*TO BE DONE*:
Give back exactly the lines from the one holding "Enumerate this screenshot's" to the bottom of the material, both included, and nothing more. No pictures.

*RECORD SET*:
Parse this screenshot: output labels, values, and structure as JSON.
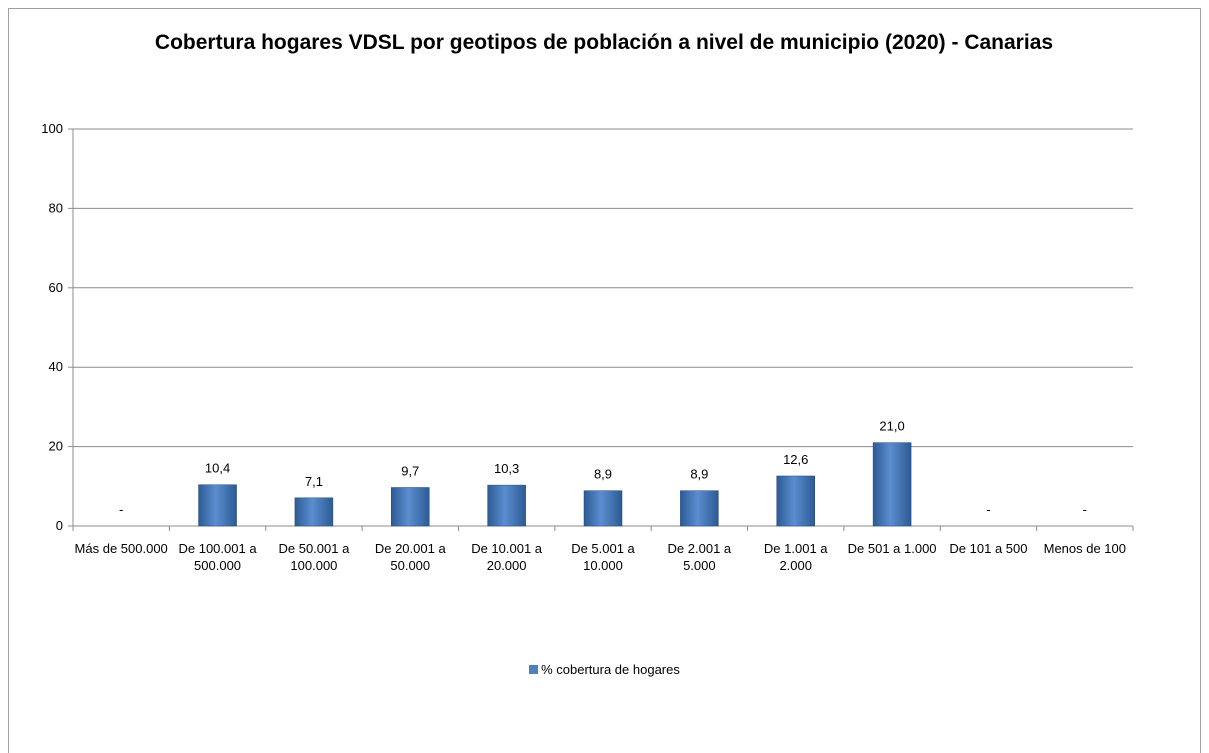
{
  "chart_data": {
    "type": "bar",
    "title": "Cobertura hogares VDSL por geotipos de población a nivel de municipio (2020) - Canarias",
    "categories": [
      "Más de 500.000",
      "De 100.001 a 500.000",
      "De 50.001 a 100.000",
      "De 20.001 a 50.000",
      "De 10.001 a 20.000",
      "De 5.001 a 10.000",
      "De 2.001 a 5.000",
      "De 1.001 a 2.000",
      "De 501 a 1.000",
      "De 101 a 500",
      "Menos de 100"
    ],
    "series": [
      {
        "name": "% cobertura de hogares",
        "color": "#4f81bd",
        "values": [
          null,
          10.4,
          7.1,
          9.7,
          10.3,
          8.9,
          8.9,
          12.6,
          21.0,
          null,
          null
        ],
        "value_labels": [
          "-",
          "10,4",
          "7,1",
          "9,7",
          "10,3",
          "8,9",
          "8,9",
          "12,6",
          "21,0",
          "-",
          "-"
        ]
      }
    ],
    "ylim": [
      0,
      100
    ],
    "yticks": [
      0,
      20,
      40,
      60,
      80,
      100
    ],
    "grid": true,
    "legend": "bottom"
  }
}
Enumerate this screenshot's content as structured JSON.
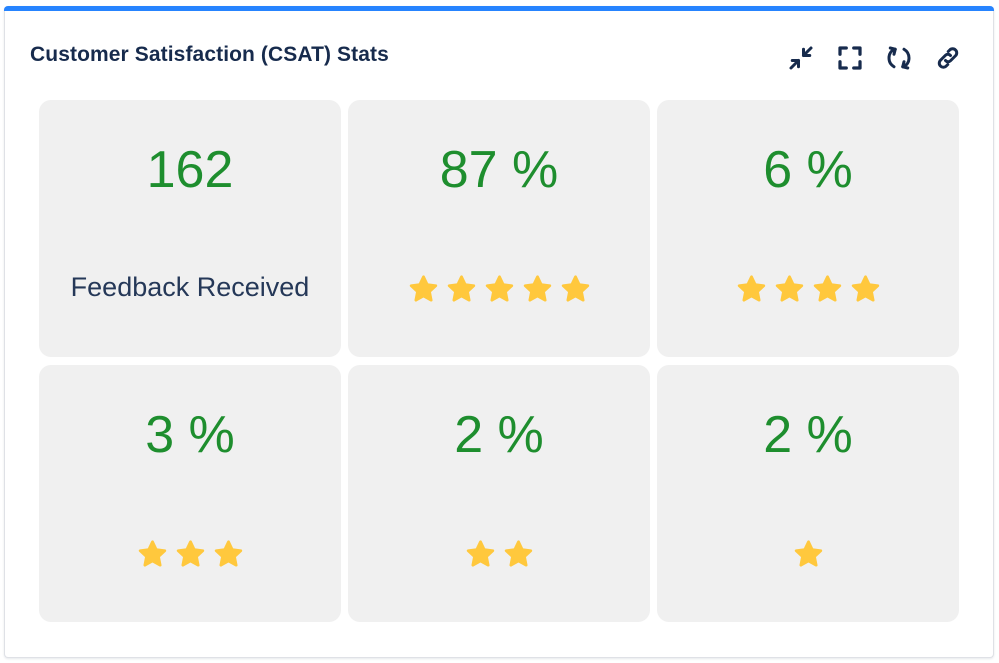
{
  "gadget": {
    "title": "Customer Satisfaction (CSAT) Stats",
    "accent_color": "#2684ff",
    "actions": [
      {
        "name": "minimize-icon",
        "label": "Minimize"
      },
      {
        "name": "fullscreen-icon",
        "label": "Full screen"
      },
      {
        "name": "refresh-icon",
        "label": "Refresh"
      },
      {
        "name": "link-icon",
        "label": "Link"
      }
    ]
  },
  "stats": {
    "feedback": {
      "value": "162",
      "label": "Feedback Received"
    },
    "five_star": {
      "value": "87 %",
      "stars": 5
    },
    "four_star": {
      "value": "6 %",
      "stars": 4
    },
    "three_star": {
      "value": "3 %",
      "stars": 3
    },
    "two_star": {
      "value": "2 %",
      "stars": 2
    },
    "one_star": {
      "value": "2 %",
      "stars": 1
    }
  },
  "colors": {
    "value_text": "#1e8e2e",
    "star": "#ffc83d",
    "card_bg": "#f0f0f0",
    "title_text": "#172b4d"
  }
}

*FINISHED TASK*:
Enumerate this screenshot's content as structured JSON.
{
  "gadget": {
    "title": "Customer Satisfaction (CSAT) Stats",
    "accent_color": "#2684ff",
    "actions": [
      {
        "name": "minimize-icon",
        "label": "Minimize"
      },
      {
        "name": "fullscreen-icon",
        "label": "Full screen"
      },
      {
        "name": "refresh-icon",
        "label": "Refresh"
      },
      {
        "name": "link-icon",
        "label": "Link"
      }
    ]
  },
  "stats": {
    "feedback": {
      "value": "162",
      "label": "Feedback Received"
    },
    "five_star": {
      "value": "87 %",
      "stars": 5
    },
    "four_star": {
      "value": "6 %",
      "stars": 4
    },
    "three_star": {
      "value": "3 %",
      "stars": 3
    },
    "two_star": {
      "value": "2 %",
      "stars": 2
    },
    "one_star": {
      "value": "2 %",
      "stars": 1
    }
  },
  "colors": {
    "value_text": "#1e8e2e",
    "star": "#ffc83d",
    "card_bg": "#f0f0f0",
    "title_text": "#172b4d"
  }
}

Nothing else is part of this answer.